• Work required
Pictures do not belong in the copy; transcribe everything else in the records exactly.

• Given entries
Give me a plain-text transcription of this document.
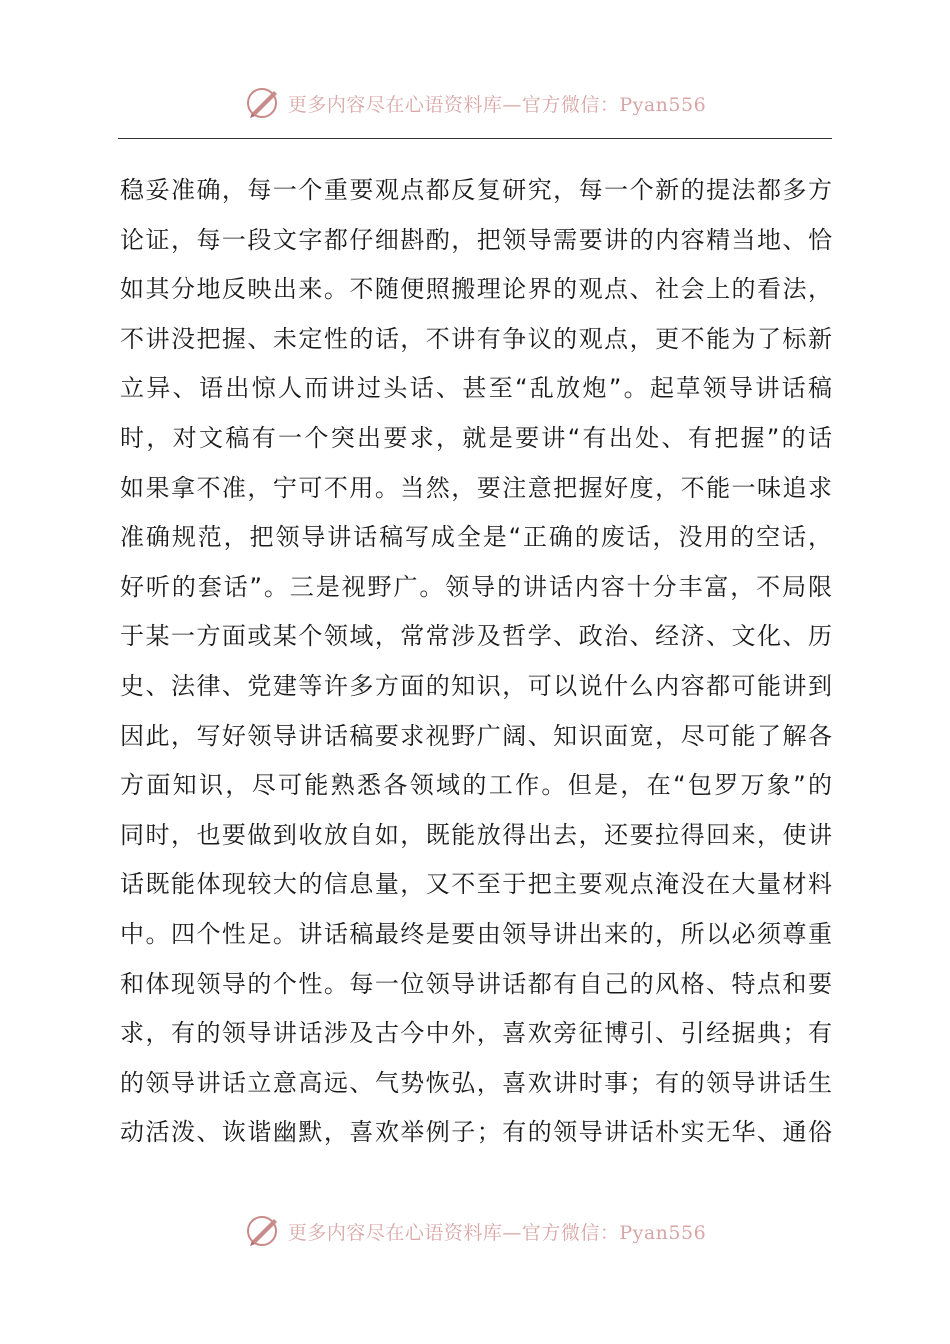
更多内容尽在心语资料库—官方微信：Pyan556
稳妥准确，每一个重要观点都反复研究，每一个新的提法都多方
论证，每一段文字都仔细斟酌，把领导需要讲的内容精当地、恰
如其分地反映出来。不随便照搬理论界的观点、社会上的看法，
不讲没把握、未定性的话，不讲有争议的观点，更不能为了标新
立异、语出惊人而讲过头话、甚至“乱放炮”。起草领导讲话稿
时，对文稿有一个突出要求，就是要讲“有出处、有把握”的话
如果拿不准，宁可不用。当然，要注意把握好度，不能一味追求
准确规范，把领导讲话稿写成全是“正确的废话，没用的空话，
好听的套话”。三是视野广。领导的讲话内容十分丰富，不局限
于某一方面或某个领域，常常涉及哲学、政治、经济、文化、历
史、法律、党建等许多方面的知识，可以说什么内容都可能讲到
因此，写好领导讲话稿要求视野广阔、知识面宽，尽可能了解各
方面知识，尽可能熟悉各领域的工作。但是，在“包罗万象”的
同时，也要做到收放自如，既能放得出去，还要拉得回来，使讲
话既能体现较大的信息量，又不至于把主要观点淹没在大量材料
中。四个性足。讲话稿最终是要由领导讲出来的，所以必须尊重
和体现领导的个性。每一位领导讲话都有自己的风格、特点和要
求，有的领导讲话涉及古今中外，喜欢旁征博引、引经据典；有
的领导讲话立意高远、气势恢弘，喜欢讲时事；有的领导讲话生
动活泼、诙谐幽默，喜欢举例子；有的领导讲话朴实无华、通俗
更多内容尽在心语资料库—官方微信：Pyan556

• Exercise answer
Give me a plain-text transcription of this document.
更多内容尽在心语资料库—官方微信：Pyan556
稳妥准确，每一个重要观点都反复研究，每一个新的提法都多方
论证，每一段文字都仔细斟酌，把领导需要讲的内容精当地、恰
如其分地反映出来。不随便照搬理论界的观点、社会上的看法，
不讲没把握、未定性的话，不讲有争议的观点，更不能为了标新
立异、语出惊人而讲过头话、甚至“乱放炮”。起草领导讲话稿
时，对文稿有一个突出要求，就是要讲“有出处、有把握”的话
如果拿不准，宁可不用。当然，要注意把握好度，不能一味追求
准确规范，把领导讲话稿写成全是“正确的废话，没用的空话，
好听的套话”。三是视野广。领导的讲话内容十分丰富，不局限
于某一方面或某个领域，常常涉及哲学、政治、经济、文化、历
史、法律、党建等许多方面的知识，可以说什么内容都可能讲到
因此，写好领导讲话稿要求视野广阔、知识面宽，尽可能了解各
方面知识，尽可能熟悉各领域的工作。但是，在“包罗万象”的
同时，也要做到收放自如，既能放得出去，还要拉得回来，使讲
话既能体现较大的信息量，又不至于把主要观点淹没在大量材料
中。四个性足。讲话稿最终是要由领导讲出来的，所以必须尊重
和体现领导的个性。每一位领导讲话都有自己的风格、特点和要
求，有的领导讲话涉及古今中外，喜欢旁征博引、引经据典；有
的领导讲话立意高远、气势恢弘，喜欢讲时事；有的领导讲话生
动活泼、诙谐幽默，喜欢举例子；有的领导讲话朴实无华、通俗
更多内容尽在心语资料库—官方微信：Pyan556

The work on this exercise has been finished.